-- begin --

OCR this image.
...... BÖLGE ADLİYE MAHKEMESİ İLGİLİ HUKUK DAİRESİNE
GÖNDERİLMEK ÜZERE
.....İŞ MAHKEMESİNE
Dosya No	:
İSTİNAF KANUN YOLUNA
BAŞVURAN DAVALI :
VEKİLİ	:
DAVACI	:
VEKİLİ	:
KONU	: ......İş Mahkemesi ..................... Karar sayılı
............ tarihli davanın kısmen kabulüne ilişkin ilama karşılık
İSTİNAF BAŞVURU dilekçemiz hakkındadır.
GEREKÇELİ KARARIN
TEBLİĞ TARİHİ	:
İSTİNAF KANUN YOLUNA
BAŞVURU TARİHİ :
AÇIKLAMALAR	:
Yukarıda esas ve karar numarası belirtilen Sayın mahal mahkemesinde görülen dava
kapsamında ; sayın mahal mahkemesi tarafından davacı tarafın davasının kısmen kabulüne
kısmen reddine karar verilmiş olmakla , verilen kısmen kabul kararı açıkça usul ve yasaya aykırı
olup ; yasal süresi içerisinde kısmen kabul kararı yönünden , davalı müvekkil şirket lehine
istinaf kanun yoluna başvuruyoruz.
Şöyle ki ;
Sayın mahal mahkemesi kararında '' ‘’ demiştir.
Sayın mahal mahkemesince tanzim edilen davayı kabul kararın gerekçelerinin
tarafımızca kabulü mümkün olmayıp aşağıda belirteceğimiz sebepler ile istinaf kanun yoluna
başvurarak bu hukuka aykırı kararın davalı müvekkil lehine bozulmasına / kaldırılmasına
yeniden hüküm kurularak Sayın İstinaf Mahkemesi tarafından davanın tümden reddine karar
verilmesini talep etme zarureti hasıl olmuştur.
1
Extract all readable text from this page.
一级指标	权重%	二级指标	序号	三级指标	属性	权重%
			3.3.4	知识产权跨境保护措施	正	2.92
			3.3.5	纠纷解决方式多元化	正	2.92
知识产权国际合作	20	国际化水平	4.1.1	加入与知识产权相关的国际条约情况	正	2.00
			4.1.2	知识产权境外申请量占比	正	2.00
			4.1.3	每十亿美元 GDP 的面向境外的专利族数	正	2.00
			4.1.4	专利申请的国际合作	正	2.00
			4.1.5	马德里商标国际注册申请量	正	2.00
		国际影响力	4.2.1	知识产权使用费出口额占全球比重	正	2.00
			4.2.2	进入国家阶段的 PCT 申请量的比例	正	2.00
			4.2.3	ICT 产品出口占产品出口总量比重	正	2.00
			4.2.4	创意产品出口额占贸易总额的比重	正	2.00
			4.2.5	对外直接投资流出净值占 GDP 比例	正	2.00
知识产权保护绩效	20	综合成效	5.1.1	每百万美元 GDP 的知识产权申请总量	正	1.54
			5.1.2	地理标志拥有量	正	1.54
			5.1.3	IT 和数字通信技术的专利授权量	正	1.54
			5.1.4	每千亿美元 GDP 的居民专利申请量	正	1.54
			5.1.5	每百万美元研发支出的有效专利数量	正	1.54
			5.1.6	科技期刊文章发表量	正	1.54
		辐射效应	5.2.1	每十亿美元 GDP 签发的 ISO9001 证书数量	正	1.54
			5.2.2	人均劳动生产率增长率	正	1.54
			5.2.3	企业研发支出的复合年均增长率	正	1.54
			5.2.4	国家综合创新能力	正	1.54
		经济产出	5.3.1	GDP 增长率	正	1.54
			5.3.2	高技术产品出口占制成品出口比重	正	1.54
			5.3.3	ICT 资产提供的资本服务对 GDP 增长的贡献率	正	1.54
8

-- end --

Check each line above for the string "davanın", then copy the ones that have it.

> _COMPLETED EXERCISE_
............ tarihli davanın kısmen kabulüne ilişkin ilama karşılık
yeniden hüküm kurularak Sayın İstinaf Mahkemesi tarafından davanın tümden reddine karar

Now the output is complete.